Collection entries:
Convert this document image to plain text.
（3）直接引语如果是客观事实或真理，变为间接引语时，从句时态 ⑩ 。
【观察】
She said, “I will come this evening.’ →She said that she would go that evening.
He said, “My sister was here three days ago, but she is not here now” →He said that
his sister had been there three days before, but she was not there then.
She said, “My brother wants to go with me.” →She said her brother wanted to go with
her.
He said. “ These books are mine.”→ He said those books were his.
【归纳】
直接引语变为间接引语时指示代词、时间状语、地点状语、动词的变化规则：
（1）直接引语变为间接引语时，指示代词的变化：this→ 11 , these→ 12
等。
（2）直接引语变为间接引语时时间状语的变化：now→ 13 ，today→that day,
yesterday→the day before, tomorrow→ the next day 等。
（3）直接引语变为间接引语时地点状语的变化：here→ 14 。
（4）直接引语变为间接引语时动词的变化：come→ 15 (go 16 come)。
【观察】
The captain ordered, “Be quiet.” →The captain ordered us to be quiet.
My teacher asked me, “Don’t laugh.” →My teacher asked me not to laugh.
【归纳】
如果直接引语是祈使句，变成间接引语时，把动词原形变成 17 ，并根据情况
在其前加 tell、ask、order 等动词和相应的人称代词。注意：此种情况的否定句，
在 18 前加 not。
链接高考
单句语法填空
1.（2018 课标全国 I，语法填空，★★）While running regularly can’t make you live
--
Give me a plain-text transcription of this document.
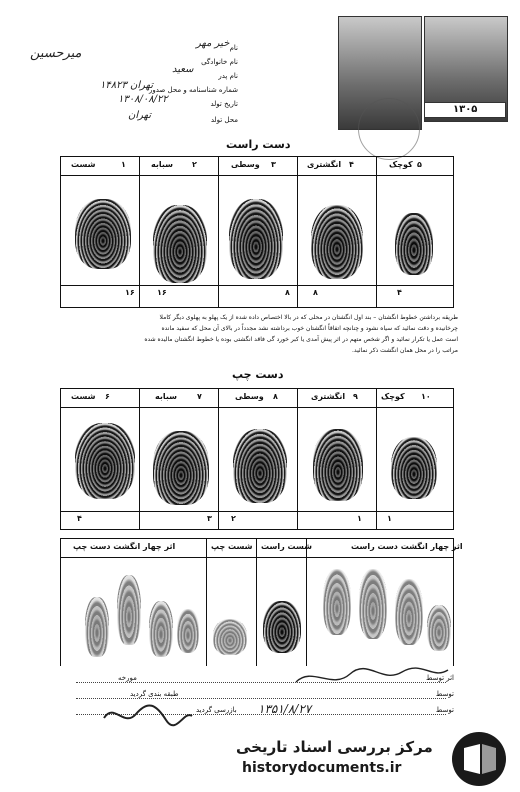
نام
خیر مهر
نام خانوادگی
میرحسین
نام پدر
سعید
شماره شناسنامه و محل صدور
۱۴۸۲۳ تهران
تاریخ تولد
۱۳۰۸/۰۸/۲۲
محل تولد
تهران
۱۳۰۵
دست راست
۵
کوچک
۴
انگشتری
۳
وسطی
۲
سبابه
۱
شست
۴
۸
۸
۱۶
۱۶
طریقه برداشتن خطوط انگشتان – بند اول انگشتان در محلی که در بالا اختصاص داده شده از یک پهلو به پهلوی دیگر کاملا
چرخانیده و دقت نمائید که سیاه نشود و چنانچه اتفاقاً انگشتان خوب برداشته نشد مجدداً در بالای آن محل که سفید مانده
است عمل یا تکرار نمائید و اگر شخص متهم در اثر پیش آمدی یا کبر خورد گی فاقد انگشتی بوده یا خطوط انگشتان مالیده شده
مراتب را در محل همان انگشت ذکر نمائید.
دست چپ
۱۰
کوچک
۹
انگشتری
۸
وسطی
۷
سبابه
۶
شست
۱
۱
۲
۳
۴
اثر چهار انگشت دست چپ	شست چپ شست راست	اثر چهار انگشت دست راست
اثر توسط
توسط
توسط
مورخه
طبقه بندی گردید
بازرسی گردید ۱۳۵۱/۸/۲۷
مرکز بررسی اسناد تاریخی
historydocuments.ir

• _TASK INSTRUCTIONS_
In the material above, find each line that contains the word "راست", and select it.

• _TASK RESULT_
دست راست
اثر چهار انگشت دست چپ	شست چپ شست راست	اثر چهار انگشت دست راست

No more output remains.